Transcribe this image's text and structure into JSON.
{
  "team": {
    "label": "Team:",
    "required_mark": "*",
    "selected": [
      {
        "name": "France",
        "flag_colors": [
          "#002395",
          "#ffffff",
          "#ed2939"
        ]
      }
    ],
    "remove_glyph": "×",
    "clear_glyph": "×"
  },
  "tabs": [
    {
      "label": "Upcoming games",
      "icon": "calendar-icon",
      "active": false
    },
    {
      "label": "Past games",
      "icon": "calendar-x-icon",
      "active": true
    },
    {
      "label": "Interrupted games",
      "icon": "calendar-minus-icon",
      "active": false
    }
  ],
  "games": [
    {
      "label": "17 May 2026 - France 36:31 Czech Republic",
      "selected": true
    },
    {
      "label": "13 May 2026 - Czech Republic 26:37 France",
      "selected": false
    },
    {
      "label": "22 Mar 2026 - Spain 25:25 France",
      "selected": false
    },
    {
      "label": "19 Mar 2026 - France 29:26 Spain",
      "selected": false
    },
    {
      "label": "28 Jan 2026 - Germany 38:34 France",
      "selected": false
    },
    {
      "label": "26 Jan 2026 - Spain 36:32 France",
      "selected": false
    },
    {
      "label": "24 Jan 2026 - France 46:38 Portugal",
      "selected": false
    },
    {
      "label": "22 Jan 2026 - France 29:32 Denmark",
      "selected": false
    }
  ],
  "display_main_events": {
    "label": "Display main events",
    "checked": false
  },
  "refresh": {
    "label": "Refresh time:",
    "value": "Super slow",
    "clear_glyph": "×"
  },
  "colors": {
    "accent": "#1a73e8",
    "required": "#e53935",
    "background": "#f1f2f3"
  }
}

+++

• [WORK REQUIRED]: Go through the data and return every record exactly.

• [TASK ANSWER]:
Transcribe this image's text and structure into JSON.
{
  "team": {
    "label": "Team:",
    "required_mark": "*",
    "selected": [
      {
        "name": "France",
        "flag_colors": [
          "#002395",
          "#ffffff",
          "#ed2939"
        ]
      }
    ],
    "remove_glyph": "×",
    "clear_glyph": "×"
  },
  "tabs": [
    {
      "label": "Upcoming games",
      "icon": "calendar-icon",
      "active": false
    },
    {
      "label": "Past games",
      "icon": "calendar-x-icon",
      "active": true
    },
    {
      "label": "Interrupted games",
      "icon": "calendar-minus-icon",
      "active": false
    }
  ],
  "games": [
    {
      "label": "17 May 2026 - France 36:31 Czech Republic",
      "selected": true
    },
    {
      "label": "13 May 2026 - Czech Republic 26:37 France",
      "selected": false
    },
    {
      "label": "22 Mar 2026 - Spain 25:25 France",
      "selected": false
    },
    {
      "label": "19 Mar 2026 - France 29:26 Spain",
      "selected": false
    },
    {
      "label": "28 Jan 2026 - Germany 38:34 France",
      "selected": false
    },
    {
      "label": "26 Jan 2026 - Spain 36:32 France",
      "selected": false
    },
    {
      "label": "24 Jan 2026 - France 46:38 Portugal",
      "selected": false
    },
    {
      "label": "22 Jan 2026 - France 29:32 Denmark",
      "selected": false
    }
  ],
  "display_main_events": {
    "label": "Display main events",
    "checked": false
  },
  "refresh": {
    "label": "Refresh time:",
    "value": "Super slow",
    "clear_glyph": "×"
  },
  "colors": {
    "accent": "#1a73e8",
    "required": "#e53935",
    "background": "#f1f2f3"
  }
}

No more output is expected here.